**Problem details:** Find the lines with the string "Tests" and return them.

**Stored items from a collection:**
——————

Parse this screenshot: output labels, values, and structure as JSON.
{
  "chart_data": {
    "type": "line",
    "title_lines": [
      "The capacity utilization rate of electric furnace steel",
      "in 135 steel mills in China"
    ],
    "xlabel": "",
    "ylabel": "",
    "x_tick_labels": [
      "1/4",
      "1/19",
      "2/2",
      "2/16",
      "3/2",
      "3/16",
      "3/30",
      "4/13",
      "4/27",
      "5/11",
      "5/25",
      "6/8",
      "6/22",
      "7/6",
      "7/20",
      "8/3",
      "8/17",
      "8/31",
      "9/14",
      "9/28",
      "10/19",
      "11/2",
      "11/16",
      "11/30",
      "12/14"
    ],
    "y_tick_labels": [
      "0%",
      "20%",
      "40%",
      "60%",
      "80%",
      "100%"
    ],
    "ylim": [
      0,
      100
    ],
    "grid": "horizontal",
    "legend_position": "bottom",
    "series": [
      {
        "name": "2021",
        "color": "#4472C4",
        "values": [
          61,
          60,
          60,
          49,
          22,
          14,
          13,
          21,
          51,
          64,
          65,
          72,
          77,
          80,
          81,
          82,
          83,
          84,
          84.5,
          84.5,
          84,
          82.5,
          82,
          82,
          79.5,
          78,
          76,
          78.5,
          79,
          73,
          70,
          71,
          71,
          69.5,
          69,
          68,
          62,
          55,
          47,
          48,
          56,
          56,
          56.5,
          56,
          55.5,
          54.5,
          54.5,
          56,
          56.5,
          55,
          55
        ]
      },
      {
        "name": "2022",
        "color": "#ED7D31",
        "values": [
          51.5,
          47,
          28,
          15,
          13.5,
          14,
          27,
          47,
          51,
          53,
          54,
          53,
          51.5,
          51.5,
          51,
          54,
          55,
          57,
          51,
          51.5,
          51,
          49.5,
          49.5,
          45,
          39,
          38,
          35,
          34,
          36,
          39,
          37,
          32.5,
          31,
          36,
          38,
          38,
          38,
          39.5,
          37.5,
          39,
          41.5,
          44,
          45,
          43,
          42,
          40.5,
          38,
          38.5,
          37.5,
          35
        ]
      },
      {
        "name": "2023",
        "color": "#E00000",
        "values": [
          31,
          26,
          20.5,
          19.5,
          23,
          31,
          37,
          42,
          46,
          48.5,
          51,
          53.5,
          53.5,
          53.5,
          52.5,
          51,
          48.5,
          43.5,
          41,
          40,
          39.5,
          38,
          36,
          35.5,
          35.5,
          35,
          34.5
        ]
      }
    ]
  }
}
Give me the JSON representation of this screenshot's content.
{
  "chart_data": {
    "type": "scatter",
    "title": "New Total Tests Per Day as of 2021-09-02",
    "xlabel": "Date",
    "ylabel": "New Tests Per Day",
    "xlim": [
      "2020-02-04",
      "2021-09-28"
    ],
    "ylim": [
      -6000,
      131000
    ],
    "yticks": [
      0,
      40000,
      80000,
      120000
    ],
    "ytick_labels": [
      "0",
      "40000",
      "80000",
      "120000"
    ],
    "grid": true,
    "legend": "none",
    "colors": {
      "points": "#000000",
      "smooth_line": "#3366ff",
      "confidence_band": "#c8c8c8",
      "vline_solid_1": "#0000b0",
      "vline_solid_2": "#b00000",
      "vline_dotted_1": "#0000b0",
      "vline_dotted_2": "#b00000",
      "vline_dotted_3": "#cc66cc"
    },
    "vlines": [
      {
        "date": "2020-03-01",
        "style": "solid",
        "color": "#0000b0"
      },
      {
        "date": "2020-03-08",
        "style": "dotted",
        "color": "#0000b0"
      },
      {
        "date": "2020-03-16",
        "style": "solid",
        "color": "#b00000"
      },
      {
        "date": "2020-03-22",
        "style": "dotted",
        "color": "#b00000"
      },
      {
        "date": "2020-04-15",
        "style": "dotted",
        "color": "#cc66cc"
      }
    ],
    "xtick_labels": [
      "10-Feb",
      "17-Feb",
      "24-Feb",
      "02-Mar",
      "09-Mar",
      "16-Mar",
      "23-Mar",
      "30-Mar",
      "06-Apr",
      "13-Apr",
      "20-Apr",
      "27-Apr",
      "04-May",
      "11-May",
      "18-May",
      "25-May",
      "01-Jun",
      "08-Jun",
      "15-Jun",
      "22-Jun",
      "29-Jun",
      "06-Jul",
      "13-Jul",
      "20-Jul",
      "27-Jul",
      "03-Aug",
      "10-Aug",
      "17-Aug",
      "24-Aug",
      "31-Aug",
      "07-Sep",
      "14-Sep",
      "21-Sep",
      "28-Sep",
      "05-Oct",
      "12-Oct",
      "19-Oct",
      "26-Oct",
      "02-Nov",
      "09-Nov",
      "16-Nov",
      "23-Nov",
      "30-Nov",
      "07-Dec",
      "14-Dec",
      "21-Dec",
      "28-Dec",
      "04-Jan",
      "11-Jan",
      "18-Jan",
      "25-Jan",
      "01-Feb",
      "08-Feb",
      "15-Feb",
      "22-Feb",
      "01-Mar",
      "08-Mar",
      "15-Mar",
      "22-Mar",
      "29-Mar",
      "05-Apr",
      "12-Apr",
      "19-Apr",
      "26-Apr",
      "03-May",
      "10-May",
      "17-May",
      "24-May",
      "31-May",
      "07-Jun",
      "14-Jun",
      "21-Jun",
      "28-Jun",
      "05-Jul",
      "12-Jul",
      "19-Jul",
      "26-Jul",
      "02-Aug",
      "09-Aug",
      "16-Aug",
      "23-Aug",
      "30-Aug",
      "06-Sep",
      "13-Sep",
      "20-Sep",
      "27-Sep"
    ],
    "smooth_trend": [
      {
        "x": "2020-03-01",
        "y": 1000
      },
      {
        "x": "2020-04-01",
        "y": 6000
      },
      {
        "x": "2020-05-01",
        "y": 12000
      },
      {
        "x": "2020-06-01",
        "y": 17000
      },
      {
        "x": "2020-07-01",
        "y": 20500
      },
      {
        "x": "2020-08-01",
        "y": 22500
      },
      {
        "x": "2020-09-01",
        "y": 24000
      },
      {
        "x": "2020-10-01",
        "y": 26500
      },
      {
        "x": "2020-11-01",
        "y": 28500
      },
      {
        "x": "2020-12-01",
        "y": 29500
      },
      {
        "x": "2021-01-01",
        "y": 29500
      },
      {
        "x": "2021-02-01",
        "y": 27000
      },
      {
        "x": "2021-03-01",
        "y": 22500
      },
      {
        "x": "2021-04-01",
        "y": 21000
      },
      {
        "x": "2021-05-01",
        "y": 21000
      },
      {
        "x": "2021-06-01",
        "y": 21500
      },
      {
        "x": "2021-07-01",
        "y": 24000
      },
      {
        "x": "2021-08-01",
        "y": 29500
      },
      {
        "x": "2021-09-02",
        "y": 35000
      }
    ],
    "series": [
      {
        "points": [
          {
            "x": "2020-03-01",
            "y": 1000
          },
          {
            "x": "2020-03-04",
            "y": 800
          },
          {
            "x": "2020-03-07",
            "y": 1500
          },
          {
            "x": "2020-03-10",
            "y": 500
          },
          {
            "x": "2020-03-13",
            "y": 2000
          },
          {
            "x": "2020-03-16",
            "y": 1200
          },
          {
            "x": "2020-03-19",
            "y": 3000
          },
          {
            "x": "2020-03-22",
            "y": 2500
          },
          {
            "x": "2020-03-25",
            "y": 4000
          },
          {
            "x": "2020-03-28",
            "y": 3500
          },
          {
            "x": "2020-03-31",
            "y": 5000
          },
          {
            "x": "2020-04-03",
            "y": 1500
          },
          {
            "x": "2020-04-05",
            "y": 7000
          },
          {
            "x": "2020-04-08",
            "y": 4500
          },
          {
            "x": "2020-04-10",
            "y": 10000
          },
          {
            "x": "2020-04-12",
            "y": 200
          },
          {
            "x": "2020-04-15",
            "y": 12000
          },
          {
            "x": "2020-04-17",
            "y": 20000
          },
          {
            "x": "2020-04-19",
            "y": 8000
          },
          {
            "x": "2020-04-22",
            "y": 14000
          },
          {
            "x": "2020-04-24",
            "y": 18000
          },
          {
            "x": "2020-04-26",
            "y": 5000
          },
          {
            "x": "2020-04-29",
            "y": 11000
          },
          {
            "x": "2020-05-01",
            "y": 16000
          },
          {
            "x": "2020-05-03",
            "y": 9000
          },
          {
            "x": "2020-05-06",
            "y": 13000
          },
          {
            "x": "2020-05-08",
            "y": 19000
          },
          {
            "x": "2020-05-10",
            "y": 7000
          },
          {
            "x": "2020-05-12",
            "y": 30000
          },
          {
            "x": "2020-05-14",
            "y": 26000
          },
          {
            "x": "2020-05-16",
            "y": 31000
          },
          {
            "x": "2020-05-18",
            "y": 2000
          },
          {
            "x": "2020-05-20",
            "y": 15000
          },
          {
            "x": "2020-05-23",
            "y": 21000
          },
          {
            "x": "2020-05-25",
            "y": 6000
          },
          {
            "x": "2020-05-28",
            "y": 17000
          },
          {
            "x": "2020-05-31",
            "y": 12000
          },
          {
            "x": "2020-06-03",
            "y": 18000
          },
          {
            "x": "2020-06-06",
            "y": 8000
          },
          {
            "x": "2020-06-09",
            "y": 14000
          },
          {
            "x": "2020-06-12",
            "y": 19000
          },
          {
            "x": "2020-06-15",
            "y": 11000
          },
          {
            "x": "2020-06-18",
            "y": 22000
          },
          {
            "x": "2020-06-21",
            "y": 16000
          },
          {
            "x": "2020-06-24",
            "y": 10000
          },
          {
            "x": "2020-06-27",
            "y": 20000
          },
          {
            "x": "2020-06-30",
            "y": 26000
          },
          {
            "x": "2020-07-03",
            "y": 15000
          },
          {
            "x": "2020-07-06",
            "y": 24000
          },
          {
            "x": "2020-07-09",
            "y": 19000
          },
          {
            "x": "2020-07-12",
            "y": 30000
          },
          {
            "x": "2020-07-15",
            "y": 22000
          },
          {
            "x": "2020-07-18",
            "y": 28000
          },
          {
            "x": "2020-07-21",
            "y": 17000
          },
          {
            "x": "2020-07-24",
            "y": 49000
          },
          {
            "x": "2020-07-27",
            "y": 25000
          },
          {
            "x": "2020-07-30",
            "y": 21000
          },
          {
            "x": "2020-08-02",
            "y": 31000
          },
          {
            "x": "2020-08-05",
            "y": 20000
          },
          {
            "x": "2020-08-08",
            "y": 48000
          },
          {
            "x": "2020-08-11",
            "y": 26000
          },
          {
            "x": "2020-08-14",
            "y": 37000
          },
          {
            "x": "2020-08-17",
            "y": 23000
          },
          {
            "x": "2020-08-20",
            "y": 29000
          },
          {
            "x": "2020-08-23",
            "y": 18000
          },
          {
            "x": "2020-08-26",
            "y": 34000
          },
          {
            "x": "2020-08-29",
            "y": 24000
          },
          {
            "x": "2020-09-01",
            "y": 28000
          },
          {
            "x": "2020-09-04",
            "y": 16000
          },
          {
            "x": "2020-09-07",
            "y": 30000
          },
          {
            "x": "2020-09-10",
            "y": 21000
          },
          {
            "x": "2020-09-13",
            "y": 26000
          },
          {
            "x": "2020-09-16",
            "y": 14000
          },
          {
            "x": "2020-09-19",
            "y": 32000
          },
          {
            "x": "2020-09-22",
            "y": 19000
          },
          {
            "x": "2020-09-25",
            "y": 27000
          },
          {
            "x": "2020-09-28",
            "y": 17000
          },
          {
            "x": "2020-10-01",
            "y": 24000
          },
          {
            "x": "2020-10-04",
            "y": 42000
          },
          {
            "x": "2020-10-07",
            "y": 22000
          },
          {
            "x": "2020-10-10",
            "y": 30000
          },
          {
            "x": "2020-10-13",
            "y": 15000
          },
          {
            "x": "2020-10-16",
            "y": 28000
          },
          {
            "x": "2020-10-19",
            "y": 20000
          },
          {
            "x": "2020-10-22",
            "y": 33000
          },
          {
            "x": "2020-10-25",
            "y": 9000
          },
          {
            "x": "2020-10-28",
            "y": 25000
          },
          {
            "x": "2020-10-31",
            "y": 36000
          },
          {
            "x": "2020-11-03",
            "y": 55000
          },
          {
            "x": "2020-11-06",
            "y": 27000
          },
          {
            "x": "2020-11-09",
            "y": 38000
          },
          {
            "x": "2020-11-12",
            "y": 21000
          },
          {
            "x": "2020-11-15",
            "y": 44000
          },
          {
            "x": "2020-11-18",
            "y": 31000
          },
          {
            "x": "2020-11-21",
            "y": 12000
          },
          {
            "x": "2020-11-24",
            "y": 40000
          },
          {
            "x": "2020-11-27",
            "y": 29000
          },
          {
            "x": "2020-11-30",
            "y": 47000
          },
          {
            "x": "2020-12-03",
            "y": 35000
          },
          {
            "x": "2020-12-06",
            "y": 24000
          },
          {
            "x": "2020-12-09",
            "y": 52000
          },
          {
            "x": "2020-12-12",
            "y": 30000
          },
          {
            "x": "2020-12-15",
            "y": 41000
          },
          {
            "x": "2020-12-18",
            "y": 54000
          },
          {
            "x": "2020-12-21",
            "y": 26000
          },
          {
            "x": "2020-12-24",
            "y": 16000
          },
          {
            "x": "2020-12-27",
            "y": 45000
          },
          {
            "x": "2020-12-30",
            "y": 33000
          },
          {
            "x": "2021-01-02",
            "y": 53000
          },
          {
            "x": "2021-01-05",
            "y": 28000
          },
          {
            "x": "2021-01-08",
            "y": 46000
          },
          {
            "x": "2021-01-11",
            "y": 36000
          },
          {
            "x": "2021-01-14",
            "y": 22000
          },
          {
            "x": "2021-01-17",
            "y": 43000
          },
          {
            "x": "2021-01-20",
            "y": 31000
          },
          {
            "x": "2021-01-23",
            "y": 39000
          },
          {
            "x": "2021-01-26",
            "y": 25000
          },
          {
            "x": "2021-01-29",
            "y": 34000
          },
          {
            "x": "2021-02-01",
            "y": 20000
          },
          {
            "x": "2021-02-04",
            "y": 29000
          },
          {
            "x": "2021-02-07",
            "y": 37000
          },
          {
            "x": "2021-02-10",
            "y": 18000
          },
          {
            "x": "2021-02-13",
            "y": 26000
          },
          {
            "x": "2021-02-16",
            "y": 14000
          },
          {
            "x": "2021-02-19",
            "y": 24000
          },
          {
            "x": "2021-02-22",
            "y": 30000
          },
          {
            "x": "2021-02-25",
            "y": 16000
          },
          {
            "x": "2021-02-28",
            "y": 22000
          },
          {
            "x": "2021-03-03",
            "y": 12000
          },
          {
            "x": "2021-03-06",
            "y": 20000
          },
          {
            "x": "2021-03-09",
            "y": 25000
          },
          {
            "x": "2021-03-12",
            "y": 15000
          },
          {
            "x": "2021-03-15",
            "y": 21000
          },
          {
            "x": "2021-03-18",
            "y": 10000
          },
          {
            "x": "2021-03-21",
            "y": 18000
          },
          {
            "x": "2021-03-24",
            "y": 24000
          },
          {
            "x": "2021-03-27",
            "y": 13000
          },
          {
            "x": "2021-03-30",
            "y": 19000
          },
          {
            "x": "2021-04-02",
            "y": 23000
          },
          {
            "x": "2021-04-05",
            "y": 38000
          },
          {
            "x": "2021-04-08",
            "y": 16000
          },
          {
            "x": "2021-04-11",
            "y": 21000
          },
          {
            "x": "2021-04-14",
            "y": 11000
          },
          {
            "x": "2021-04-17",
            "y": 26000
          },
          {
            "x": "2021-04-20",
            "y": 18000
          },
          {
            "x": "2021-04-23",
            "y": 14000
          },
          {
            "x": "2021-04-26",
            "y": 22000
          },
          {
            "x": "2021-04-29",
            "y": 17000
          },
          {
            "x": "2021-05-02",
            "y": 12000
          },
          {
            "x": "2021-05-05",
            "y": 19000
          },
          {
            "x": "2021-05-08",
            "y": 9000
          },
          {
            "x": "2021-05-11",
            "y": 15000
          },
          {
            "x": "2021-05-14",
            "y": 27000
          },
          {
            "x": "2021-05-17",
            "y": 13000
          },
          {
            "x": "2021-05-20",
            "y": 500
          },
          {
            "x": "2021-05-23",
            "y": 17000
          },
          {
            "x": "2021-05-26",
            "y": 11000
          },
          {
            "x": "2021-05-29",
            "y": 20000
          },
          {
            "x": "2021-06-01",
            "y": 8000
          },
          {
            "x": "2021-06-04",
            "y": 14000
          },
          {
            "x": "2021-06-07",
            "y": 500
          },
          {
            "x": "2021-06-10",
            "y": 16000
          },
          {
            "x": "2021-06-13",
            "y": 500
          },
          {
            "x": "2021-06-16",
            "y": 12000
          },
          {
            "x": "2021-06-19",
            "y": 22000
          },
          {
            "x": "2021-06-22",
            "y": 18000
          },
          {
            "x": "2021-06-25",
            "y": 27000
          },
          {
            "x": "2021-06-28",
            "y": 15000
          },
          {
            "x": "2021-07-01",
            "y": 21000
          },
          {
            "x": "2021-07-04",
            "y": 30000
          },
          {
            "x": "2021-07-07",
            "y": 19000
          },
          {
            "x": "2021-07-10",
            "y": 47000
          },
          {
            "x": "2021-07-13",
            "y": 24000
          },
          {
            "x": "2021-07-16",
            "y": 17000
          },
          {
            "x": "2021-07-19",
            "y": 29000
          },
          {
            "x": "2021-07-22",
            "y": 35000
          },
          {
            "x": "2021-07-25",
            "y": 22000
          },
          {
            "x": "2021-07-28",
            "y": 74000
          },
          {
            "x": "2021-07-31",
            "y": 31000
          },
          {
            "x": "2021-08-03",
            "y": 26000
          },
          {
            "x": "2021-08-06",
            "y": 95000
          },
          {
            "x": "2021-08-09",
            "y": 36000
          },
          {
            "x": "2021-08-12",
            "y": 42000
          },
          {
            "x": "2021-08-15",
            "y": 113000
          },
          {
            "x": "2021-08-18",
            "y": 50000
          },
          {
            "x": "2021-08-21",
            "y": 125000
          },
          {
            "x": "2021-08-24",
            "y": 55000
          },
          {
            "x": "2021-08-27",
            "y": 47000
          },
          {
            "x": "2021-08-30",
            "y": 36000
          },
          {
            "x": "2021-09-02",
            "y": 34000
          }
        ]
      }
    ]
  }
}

——————

**Exercise solution:**
    "title": "New Total Tests Per Day as of 2021-09-02",
    "ylabel": "New Tests Per Day",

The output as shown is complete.